▸ **Brief**
Write the material out again in full, exactly.
--- begin Records provided ---
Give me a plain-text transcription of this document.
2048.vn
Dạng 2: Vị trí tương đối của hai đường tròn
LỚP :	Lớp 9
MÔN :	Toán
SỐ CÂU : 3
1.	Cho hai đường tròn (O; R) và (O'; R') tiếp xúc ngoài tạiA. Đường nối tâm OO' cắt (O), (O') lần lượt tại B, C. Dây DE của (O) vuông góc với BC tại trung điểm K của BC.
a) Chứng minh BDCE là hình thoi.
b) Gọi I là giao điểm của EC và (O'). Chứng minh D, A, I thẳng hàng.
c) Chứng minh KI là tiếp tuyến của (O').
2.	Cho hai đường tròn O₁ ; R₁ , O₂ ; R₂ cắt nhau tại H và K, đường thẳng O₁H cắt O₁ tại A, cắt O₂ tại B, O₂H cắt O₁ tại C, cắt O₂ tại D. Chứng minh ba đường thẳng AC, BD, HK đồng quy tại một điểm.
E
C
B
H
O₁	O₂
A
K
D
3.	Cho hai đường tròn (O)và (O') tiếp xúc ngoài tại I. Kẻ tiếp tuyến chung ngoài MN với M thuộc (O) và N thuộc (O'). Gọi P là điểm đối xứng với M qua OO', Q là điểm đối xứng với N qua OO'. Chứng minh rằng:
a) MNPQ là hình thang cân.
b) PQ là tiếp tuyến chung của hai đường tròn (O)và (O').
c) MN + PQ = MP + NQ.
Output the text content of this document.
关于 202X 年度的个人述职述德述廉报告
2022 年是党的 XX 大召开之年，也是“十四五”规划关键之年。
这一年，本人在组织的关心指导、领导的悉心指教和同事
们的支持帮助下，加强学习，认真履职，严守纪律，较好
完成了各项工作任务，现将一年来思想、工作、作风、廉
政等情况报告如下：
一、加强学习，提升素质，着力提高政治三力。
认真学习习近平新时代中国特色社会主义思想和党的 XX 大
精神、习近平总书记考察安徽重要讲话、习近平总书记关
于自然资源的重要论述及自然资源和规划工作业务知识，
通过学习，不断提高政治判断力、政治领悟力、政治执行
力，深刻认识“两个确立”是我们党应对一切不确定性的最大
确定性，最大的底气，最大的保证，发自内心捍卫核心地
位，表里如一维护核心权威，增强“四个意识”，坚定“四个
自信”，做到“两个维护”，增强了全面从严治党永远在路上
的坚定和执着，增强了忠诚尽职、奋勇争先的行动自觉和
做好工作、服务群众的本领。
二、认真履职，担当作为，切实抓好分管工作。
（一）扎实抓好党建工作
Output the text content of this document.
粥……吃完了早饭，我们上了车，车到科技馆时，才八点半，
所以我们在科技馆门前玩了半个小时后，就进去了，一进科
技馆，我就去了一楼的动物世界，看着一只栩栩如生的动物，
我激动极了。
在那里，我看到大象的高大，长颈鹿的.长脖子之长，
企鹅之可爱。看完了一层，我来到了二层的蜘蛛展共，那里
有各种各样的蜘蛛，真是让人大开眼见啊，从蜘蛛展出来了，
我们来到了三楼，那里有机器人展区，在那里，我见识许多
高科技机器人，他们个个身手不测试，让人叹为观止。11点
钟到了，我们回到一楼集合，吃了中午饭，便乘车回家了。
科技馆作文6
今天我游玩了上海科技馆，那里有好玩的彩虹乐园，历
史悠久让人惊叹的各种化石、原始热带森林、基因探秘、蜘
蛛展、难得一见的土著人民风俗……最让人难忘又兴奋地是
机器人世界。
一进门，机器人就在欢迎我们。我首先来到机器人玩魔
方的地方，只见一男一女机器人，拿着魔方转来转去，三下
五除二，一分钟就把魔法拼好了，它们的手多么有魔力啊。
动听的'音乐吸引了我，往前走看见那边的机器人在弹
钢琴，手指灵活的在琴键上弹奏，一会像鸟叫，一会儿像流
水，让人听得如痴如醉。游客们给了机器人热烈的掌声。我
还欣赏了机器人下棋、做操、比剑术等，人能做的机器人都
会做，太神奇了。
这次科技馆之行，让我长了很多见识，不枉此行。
--- end Records provided ---
▸ **The response**
Give me a plain-text transcription of this document.
2048.vn
Dạng 2: Vị trí tương đối của hai đường tròn
LỚP :	Lớp 9
MÔN :	Toán
SỐ CÂU : 3
1.	Cho hai đường tròn (O; R) và (O'; R') tiếp xúc ngoài tạiA. Đường nối tâm OO' cắt (O), (O') lần lượt tại B, C. Dây DE của (O) vuông góc với BC tại trung điểm K của BC.
a) Chứng minh BDCE là hình thoi.
b) Gọi I là giao điểm của EC và (O'). Chứng minh D, A, I thẳng hàng.
c) Chứng minh KI là tiếp tuyến của (O').
2.	Cho hai đường tròn O₁ ; R₁ , O₂ ; R₂ cắt nhau tại H và K, đường thẳng O₁H cắt O₁ tại A, cắt O₂ tại B, O₂H cắt O₁ tại C, cắt O₂ tại D. Chứng minh ba đường thẳng AC, BD, HK đồng quy tại một điểm.
E
C
B
H
O₁	O₂
A
K
D
3.	Cho hai đường tròn (O)và (O') tiếp xúc ngoài tại I. Kẻ tiếp tuyến chung ngoài MN với M thuộc (O) và N thuộc (O'). Gọi P là điểm đối xứng với M qua OO', Q là điểm đối xứng với N qua OO'. Chứng minh rằng:
a) MNPQ là hình thang cân.
b) PQ là tiếp tuyến chung của hai đường tròn (O)và (O').
c) MN + PQ = MP + NQ.
Output the text content of this document.
关于 202X 年度的个人述职述德述廉报告
2022 年是党的 XX 大召开之年，也是“十四五”规划关键之年。
这一年，本人在组织的关心指导、领导的悉心指教和同事
们的支持帮助下，加强学习，认真履职，严守纪律，较好
完成了各项工作任务，现将一年来思想、工作、作风、廉
政等情况报告如下：
一、加强学习，提升素质，着力提高政治三力。
认真学习习近平新时代中国特色社会主义思想和党的 XX 大
精神、习近平总书记考察安徽重要讲话、习近平总书记关
于自然资源的重要论述及自然资源和规划工作业务知识，
通过学习，不断提高政治判断力、政治领悟力、政治执行
力，深刻认识“两个确立”是我们党应对一切不确定性的最大
确定性，最大的底气，最大的保证，发自内心捍卫核心地
位，表里如一维护核心权威，增强“四个意识”，坚定“四个
自信”，做到“两个维护”，增强了全面从严治党永远在路上
的坚定和执着，增强了忠诚尽职、奋勇争先的行动自觉和
做好工作、服务群众的本领。
二、认真履职，担当作为，切实抓好分管工作。
（一）扎实抓好党建工作
Output the text content of this document.
粥……吃完了早饭，我们上了车，车到科技馆时，才八点半，
所以我们在科技馆门前玩了半个小时后，就进去了，一进科
技馆，我就去了一楼的动物世界，看着一只栩栩如生的动物，
我激动极了。
在那里，我看到大象的高大，长颈鹿的.长脖子之长，
企鹅之可爱。看完了一层，我来到了二层的蜘蛛展共，那里
有各种各样的蜘蛛，真是让人大开眼见啊，从蜘蛛展出来了，
我们来到了三楼，那里有机器人展区，在那里，我见识许多
高科技机器人，他们个个身手不测试，让人叹为观止。11点
钟到了，我们回到一楼集合，吃了中午饭，便乘车回家了。
科技馆作文6
今天我游玩了上海科技馆，那里有好玩的彩虹乐园，历
史悠久让人惊叹的各种化石、原始热带森林、基因探秘、蜘
蛛展、难得一见的土著人民风俗……最让人难忘又兴奋地是
机器人世界。
一进门，机器人就在欢迎我们。我首先来到机器人玩魔
方的地方，只见一男一女机器人，拿着魔方转来转去，三下
五除二，一分钟就把魔法拼好了，它们的手多么有魔力啊。
动听的'音乐吸引了我，往前走看见那边的机器人在弹
钢琴，手指灵活的在琴键上弹奏，一会像鸟叫，一会儿像流
水，让人听得如痴如醉。游客们给了机器人热烈的掌声。我
还欣赏了机器人下棋、做操、比剑术等，人能做的机器人都
会做，太神奇了。
这次科技馆之行，让我长了很多见识，不枉此行。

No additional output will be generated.